Stated problem >>
Examine the material below. Gather every line in which the string "name" appears.

##### Data excerpts #####

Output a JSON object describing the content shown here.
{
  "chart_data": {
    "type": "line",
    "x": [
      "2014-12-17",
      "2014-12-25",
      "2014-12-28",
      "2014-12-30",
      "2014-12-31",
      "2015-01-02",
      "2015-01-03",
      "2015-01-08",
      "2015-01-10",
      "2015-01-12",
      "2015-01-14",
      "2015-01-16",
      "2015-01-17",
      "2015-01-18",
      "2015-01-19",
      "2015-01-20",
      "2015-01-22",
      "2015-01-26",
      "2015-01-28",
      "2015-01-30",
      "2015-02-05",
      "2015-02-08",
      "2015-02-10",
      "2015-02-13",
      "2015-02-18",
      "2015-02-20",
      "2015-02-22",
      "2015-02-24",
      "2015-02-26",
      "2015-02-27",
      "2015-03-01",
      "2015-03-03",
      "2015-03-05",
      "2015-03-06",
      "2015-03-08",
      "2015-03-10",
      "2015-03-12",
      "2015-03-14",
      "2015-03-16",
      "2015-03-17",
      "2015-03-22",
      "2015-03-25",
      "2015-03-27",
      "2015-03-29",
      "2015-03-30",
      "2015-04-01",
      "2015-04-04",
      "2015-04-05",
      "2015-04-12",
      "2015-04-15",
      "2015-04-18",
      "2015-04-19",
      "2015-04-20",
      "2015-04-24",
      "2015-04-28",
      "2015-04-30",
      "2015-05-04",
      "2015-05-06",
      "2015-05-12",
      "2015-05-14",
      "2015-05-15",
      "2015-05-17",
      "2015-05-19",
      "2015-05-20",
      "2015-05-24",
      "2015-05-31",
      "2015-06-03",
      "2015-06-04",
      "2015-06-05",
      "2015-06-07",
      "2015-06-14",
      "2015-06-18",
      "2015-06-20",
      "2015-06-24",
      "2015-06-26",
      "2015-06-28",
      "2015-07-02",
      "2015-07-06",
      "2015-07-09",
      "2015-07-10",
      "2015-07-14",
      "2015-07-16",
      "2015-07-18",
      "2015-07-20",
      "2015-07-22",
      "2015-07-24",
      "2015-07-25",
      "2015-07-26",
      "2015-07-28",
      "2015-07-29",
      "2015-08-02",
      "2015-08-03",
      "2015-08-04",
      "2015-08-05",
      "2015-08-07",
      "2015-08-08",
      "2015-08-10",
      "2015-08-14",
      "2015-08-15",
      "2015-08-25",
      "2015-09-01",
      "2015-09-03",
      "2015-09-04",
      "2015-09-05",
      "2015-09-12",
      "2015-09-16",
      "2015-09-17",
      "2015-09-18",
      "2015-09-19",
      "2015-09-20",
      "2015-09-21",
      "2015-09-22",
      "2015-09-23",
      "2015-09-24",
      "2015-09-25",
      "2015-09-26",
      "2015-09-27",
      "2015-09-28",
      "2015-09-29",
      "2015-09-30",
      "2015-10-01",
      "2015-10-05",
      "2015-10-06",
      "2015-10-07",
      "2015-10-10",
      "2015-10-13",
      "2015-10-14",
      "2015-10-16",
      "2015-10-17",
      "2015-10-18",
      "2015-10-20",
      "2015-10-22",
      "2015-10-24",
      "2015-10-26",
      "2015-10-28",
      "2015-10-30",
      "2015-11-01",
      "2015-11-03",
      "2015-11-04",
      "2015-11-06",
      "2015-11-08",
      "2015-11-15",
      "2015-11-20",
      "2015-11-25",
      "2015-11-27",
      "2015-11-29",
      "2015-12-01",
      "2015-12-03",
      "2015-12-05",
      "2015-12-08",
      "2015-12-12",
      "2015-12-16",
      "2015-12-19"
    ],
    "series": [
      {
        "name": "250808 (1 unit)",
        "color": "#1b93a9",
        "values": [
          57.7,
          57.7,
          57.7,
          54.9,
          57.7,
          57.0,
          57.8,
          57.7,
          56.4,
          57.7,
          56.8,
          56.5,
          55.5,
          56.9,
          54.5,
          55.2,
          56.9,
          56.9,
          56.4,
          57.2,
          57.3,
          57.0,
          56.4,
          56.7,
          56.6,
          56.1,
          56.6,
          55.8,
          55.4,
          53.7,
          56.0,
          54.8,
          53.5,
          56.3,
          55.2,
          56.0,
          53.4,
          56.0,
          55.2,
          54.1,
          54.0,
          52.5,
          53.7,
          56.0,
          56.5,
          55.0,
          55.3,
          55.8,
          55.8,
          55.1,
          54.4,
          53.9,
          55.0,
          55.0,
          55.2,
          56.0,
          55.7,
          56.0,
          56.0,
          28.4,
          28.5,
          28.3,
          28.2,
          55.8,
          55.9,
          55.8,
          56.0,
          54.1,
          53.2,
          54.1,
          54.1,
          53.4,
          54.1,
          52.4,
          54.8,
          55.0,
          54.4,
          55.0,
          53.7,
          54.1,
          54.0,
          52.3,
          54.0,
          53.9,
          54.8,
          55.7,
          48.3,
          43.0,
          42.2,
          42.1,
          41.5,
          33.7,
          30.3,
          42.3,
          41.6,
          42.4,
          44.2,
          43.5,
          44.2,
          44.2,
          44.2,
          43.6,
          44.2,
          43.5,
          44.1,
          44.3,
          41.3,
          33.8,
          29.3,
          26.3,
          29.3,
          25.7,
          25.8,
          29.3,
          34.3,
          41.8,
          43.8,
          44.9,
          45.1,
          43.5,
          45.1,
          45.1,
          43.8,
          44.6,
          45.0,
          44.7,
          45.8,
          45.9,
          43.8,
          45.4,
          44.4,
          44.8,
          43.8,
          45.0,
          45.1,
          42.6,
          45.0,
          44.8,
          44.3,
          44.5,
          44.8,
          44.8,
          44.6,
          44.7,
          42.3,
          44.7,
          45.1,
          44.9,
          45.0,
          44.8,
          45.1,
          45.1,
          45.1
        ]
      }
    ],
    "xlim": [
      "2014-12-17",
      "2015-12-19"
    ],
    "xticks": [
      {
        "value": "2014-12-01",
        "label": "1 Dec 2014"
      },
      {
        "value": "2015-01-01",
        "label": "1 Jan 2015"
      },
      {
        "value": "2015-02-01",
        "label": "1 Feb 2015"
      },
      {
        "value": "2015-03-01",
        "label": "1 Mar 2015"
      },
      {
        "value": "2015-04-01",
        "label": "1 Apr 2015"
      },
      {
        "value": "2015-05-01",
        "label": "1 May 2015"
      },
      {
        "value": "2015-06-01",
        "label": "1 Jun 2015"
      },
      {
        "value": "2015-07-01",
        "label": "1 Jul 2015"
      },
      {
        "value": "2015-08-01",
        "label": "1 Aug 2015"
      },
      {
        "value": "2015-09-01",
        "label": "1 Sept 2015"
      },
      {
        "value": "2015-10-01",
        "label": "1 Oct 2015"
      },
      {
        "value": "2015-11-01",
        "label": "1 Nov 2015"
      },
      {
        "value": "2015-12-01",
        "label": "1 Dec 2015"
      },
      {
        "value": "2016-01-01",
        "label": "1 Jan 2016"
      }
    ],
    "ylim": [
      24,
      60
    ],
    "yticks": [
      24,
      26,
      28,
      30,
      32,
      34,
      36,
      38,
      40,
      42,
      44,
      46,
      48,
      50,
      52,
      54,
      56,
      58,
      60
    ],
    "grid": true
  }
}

#####
##### Data excerpts #####

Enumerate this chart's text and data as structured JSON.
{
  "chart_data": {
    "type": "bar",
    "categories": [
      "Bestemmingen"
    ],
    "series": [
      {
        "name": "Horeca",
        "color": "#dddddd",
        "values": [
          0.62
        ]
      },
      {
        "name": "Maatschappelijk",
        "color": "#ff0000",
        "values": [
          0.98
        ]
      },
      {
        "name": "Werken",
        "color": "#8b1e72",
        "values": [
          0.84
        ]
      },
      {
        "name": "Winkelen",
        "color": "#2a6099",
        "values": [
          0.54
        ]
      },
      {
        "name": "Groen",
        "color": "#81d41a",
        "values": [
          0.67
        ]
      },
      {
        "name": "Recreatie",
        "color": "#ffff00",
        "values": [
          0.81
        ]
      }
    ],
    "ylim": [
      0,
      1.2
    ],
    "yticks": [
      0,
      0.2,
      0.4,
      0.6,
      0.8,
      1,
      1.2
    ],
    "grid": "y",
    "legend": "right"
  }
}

#####

Solution for this problem >>
        "name": "250808 (1 unit)",
        "name": "Horeca",
        "name": "Maatschappelijk",
        "name": "Werken",
        "name": "Winkelen",
        "name": "Groen",
        "name": "Recreatie",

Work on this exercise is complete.